* **WHAT YOU HAVE TO DO**: All of the data needs to be repeated exactly.

Data records
• • • •

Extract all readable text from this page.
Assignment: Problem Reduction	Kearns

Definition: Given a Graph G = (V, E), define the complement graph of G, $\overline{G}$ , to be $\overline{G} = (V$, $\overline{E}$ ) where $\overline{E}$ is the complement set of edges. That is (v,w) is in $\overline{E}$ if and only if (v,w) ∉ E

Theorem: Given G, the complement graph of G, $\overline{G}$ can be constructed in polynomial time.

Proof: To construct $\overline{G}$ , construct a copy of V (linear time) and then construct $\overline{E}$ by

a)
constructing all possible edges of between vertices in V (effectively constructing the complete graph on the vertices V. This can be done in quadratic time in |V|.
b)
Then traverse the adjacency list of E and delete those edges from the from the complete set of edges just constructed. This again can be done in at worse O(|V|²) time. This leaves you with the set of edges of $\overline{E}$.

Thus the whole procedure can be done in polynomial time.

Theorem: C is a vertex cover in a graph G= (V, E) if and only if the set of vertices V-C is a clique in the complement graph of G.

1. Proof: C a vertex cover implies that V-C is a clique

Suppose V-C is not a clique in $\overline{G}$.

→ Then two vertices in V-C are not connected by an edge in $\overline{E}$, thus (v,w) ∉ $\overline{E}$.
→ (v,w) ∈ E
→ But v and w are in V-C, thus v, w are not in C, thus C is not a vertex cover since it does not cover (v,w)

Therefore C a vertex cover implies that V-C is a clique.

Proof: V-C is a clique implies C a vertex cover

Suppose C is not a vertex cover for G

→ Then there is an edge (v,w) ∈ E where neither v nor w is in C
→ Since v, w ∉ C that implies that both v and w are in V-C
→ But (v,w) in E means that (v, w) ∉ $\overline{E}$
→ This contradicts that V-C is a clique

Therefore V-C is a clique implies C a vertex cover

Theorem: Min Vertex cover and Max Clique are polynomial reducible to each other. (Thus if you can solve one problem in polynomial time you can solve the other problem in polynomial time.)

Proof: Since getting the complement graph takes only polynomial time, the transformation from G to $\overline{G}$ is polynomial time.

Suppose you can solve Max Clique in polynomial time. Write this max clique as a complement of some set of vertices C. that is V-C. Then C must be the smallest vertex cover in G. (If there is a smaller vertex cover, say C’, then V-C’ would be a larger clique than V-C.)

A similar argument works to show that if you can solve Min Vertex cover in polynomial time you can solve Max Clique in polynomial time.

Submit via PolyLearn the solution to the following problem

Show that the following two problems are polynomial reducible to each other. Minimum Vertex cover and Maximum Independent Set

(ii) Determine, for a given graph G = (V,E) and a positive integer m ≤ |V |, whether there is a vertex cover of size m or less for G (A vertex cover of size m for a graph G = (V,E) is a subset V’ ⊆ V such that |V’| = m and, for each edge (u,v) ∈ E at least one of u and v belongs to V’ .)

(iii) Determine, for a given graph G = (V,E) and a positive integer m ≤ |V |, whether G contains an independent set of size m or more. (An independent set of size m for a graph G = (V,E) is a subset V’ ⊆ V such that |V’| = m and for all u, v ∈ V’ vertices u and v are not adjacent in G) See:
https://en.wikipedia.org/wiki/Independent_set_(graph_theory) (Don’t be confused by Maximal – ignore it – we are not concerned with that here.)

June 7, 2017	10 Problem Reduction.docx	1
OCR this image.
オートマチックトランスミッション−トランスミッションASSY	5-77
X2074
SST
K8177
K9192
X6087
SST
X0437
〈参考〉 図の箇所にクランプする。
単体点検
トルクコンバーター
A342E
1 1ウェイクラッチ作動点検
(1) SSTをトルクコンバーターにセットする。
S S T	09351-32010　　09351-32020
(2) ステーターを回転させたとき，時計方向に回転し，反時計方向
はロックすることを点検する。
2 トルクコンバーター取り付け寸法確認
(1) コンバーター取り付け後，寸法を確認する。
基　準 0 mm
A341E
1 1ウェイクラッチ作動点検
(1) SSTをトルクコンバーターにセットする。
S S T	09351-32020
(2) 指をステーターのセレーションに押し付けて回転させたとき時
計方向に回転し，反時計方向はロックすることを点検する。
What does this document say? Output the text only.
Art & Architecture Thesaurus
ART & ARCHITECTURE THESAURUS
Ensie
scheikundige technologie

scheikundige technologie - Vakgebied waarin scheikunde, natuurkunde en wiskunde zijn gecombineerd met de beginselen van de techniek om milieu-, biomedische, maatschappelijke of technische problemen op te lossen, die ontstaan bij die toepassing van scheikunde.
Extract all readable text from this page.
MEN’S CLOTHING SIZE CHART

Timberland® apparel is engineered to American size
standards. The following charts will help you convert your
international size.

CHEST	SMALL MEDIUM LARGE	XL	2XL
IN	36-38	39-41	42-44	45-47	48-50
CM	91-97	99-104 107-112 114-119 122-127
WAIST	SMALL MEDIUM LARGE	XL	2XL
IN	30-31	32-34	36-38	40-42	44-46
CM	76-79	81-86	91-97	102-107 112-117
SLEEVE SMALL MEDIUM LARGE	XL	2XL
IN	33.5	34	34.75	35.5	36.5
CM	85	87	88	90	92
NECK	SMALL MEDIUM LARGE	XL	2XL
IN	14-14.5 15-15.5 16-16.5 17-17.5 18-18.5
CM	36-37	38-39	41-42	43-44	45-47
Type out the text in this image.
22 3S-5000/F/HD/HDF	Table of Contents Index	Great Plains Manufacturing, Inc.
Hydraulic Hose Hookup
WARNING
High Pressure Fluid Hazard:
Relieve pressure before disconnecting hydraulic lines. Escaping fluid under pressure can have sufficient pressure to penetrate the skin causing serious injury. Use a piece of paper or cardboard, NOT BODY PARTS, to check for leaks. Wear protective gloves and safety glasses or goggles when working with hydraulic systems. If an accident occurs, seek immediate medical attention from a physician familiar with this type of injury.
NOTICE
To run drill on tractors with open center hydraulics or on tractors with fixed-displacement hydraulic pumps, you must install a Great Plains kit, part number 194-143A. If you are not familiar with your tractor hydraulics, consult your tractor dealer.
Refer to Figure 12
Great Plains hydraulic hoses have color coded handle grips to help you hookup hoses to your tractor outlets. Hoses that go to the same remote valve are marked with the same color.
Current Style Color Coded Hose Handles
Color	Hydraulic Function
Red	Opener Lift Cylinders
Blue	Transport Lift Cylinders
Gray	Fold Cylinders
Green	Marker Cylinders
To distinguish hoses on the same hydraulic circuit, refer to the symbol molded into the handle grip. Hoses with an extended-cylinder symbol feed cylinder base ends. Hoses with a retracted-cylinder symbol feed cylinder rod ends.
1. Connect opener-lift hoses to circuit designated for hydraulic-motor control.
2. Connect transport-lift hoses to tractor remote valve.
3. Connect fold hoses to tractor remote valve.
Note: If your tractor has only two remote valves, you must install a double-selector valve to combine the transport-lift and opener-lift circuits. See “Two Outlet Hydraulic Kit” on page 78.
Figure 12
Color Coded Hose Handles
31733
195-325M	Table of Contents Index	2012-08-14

• • • •

* **RESULT OF THE EXERCISE**:
Extract all readable text from this page.
Assignment: Problem Reduction	Kearns

Definition: Given a Graph G = (V, E), define the complement graph of G, $\overline{G}$ , to be $\overline{G} = (V$, $\overline{E}$ ) where $\overline{E}$ is the complement set of edges. That is (v,w) is in $\overline{E}$ if and only if (v,w) ∉ E

Theorem: Given G, the complement graph of G, $\overline{G}$ can be constructed in polynomial time.

Proof: To construct $\overline{G}$ , construct a copy of V (linear time) and then construct $\overline{E}$ by

a)
constructing all possible edges of between vertices in V (effectively constructing the complete graph on the vertices V. This can be done in quadratic time in |V|.
b)
Then traverse the adjacency list of E and delete those edges from the from the complete set of edges just constructed. This again can be done in at worse O(|V|²) time. This leaves you with the set of edges of $\overline{E}$.

Thus the whole procedure can be done in polynomial time.

Theorem: C is a vertex cover in a graph G= (V, E) if and only if the set of vertices V-C is a clique in the complement graph of G.

1. Proof: C a vertex cover implies that V-C is a clique

Suppose V-C is not a clique in $\overline{G}$.

→ Then two vertices in V-C are not connected by an edge in $\overline{E}$, thus (v,w) ∉ $\overline{E}$.
→ (v,w) ∈ E
→ But v and w are in V-C, thus v, w are not in C, thus C is not a vertex cover since it does not cover (v,w)

Therefore C a vertex cover implies that V-C is a clique.

Proof: V-C is a clique implies C a vertex cover

Suppose C is not a vertex cover for G

→ Then there is an edge (v,w) ∈ E where neither v nor w is in C
→ Since v, w ∉ C that implies that both v and w are in V-C
→ But (v,w) in E means that (v, w) ∉ $\overline{E}$
→ This contradicts that V-C is a clique

Therefore V-C is a clique implies C a vertex cover

Theorem: Min Vertex cover and Max Clique are polynomial reducible to each other. (Thus if you can solve one problem in polynomial time you can solve the other problem in polynomial time.)

Proof: Since getting the complement graph takes only polynomial time, the transformation from G to $\overline{G}$ is polynomial time.

Suppose you can solve Max Clique in polynomial time. Write this max clique as a complement of some set of vertices C. that is V-C. Then C must be the smallest vertex cover in G. (If there is a smaller vertex cover, say C’, then V-C’ would be a larger clique than V-C.)

A similar argument works to show that if you can solve Min Vertex cover in polynomial time you can solve Max Clique in polynomial time.

Submit via PolyLearn the solution to the following problem

Show that the following two problems are polynomial reducible to each other. Minimum Vertex cover and Maximum Independent Set

(ii) Determine, for a given graph G = (V,E) and a positive integer m ≤ |V |, whether there is a vertex cover of size m or less for G (A vertex cover of size m for a graph G = (V,E) is a subset V’ ⊆ V such that |V’| = m and, for each edge (u,v) ∈ E at least one of u and v belongs to V’ .)

(iii) Determine, for a given graph G = (V,E) and a positive integer m ≤ |V |, whether G contains an independent set of size m or more. (An independent set of size m for a graph G = (V,E) is a subset V’ ⊆ V such that |V’| = m and for all u, v ∈ V’ vertices u and v are not adjacent in G) See:
https://en.wikipedia.org/wiki/Independent_set_(graph_theory) (Don’t be confused by Maximal – ignore it – we are not concerned with that here.)

June 7, 2017	10 Problem Reduction.docx	1
OCR this image.
オートマチックトランスミッション−トランスミッションASSY	5-77
X2074
SST
K8177
K9192
X6087
SST
X0437
〈参考〉 図の箇所にクランプする。
単体点検
トルクコンバーター
A342E
1 1ウェイクラッチ作動点検
(1) SSTをトルクコンバーターにセットする。
S S T	09351-32010　　09351-32020
(2) ステーターを回転させたとき，時計方向に回転し，反時計方向
はロックすることを点検する。
2 トルクコンバーター取り付け寸法確認
(1) コンバーター取り付け後，寸法を確認する。
基　準 0 mm
A341E
1 1ウェイクラッチ作動点検
(1) SSTをトルクコンバーターにセットする。
S S T	09351-32020
(2) 指をステーターのセレーションに押し付けて回転させたとき時
計方向に回転し，反時計方向はロックすることを点検する。
What does this document say? Output the text only.
Art & Architecture Thesaurus
ART & ARCHITECTURE THESAURUS
Ensie
scheikundige technologie

scheikundige technologie - Vakgebied waarin scheikunde, natuurkunde en wiskunde zijn gecombineerd met de beginselen van de techniek om milieu-, biomedische, maatschappelijke of technische problemen op te lossen, die ontstaan bij die toepassing van scheikunde.
Extract all readable text from this page.
MEN’S CLOTHING SIZE CHART

Timberland® apparel is engineered to American size
standards. The following charts will help you convert your
international size.

CHEST	SMALL MEDIUM LARGE	XL	2XL
IN	36-38	39-41	42-44	45-47	48-50
CM	91-97	99-104 107-112 114-119 122-127
WAIST	SMALL MEDIUM LARGE	XL	2XL
IN	30-31	32-34	36-38	40-42	44-46
CM	76-79	81-86	91-97	102-107 112-117
SLEEVE SMALL MEDIUM LARGE	XL	2XL
IN	33.5	34	34.75	35.5	36.5
CM	85	87	88	90	92
NECK	SMALL MEDIUM LARGE	XL	2XL
IN	14-14.5 15-15.5 16-16.5 17-17.5 18-18.5
CM	36-37	38-39	41-42	43-44	45-47
Type out the text in this image.
22 3S-5000/F/HD/HDF	Table of Contents Index	Great Plains Manufacturing, Inc.
Hydraulic Hose Hookup
WARNING
High Pressure Fluid Hazard:
Relieve pressure before disconnecting hydraulic lines. Escaping fluid under pressure can have sufficient pressure to penetrate the skin causing serious injury. Use a piece of paper or cardboard, NOT BODY PARTS, to check for leaks. Wear protective gloves and safety glasses or goggles when working with hydraulic systems. If an accident occurs, seek immediate medical attention from a physician familiar with this type of injury.
NOTICE
To run drill on tractors with open center hydraulics or on tractors with fixed-displacement hydraulic pumps, you must install a Great Plains kit, part number 194-143A. If you are not familiar with your tractor hydraulics, consult your tractor dealer.
Refer to Figure 12
Great Plains hydraulic hoses have color coded handle grips to help you hookup hoses to your tractor outlets. Hoses that go to the same remote valve are marked with the same color.
Current Style Color Coded Hose Handles
Color	Hydraulic Function
Red	Opener Lift Cylinders
Blue	Transport Lift Cylinders
Gray	Fold Cylinders
Green	Marker Cylinders
To distinguish hoses on the same hydraulic circuit, refer to the symbol molded into the handle grip. Hoses with an extended-cylinder symbol feed cylinder base ends. Hoses with a retracted-cylinder symbol feed cylinder rod ends.
1. Connect opener-lift hoses to circuit designated for hydraulic-motor control.
2. Connect transport-lift hoses to tractor remote valve.
3. Connect fold hoses to tractor remote valve.
Note: If your tractor has only two remote valves, you must install a double-selector valve to combine the transport-lift and opener-lift circuits. See “Two Outlet Hydraulic Kit” on page 78.
Figure 12
Color Coded Hose Handles
31733
195-325M	Table of Contents Index	2012-08-14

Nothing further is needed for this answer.